Your task:
Write out each line exactly as given. Leave the pictures out of your copy.

(Records from a dataset)
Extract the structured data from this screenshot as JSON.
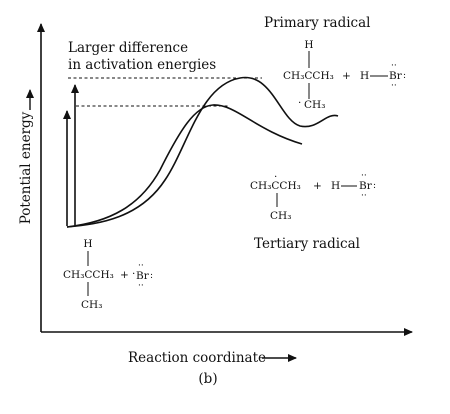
{
  "figure": {
    "caption": "(b)",
    "x_axis_label": "Reaction coordinate",
    "y_axis_label": "Potential energy",
    "annotation": [
      "Larger difference",
      "in activation energies"
    ],
    "primary_label": "Primary radical",
    "tertiary_label": "Tertiary radical"
  },
  "reactant": {
    "top_h": "H",
    "main": "CH₃CCH₃",
    "plus": "+",
    "br": "Br",
    "bottom": "CH₃"
  },
  "primary_product": {
    "top_h": "H",
    "main": "CH₃CCH₃",
    "plus": "+",
    "h": "H",
    "br": "Br",
    "bottom": "CH₃"
  },
  "tertiary_product": {
    "main": "CH₃CCH₃",
    "plus": "+",
    "h": "H",
    "br": "Br",
    "bottom": "CH₃"
  }
}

Full output:
Extract the structured data from this screenshot as JSON.
{
  "figure": {
    "caption": "(b)",
    "x_axis_label": "Reaction coordinate",
    "y_axis_label": "Potential energy",
    "annotation": [
      "Larger difference",
      "in activation energies"
    ],
    "primary_label": "Primary radical",
    "tertiary_label": "Tertiary radical"
  },
  "reactant": {
    "top_h": "H",
    "main": "CH₃CCH₃",
    "plus": "+",
    "br": "Br",
    "bottom": "CH₃"
  },
  "primary_product": {
    "top_h": "H",
    "main": "CH₃CCH₃",
    "plus": "+",
    "h": "H",
    "br": "Br",
    "bottom": "CH₃"
  },
  "tertiary_product": {
    "main": "CH₃CCH₃",
    "plus": "+",
    "h": "H",
    "br": "Br",
    "bottom": "CH₃"
  }
}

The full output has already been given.